--- begin The data ---

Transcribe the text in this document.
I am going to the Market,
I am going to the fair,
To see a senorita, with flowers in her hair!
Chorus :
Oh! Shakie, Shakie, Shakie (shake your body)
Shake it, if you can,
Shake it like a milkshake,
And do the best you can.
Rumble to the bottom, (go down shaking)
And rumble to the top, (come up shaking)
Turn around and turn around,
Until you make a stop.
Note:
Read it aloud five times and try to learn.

--- end The data ---

Say, as a bare number, how many lines in the entries above include the string "going".

2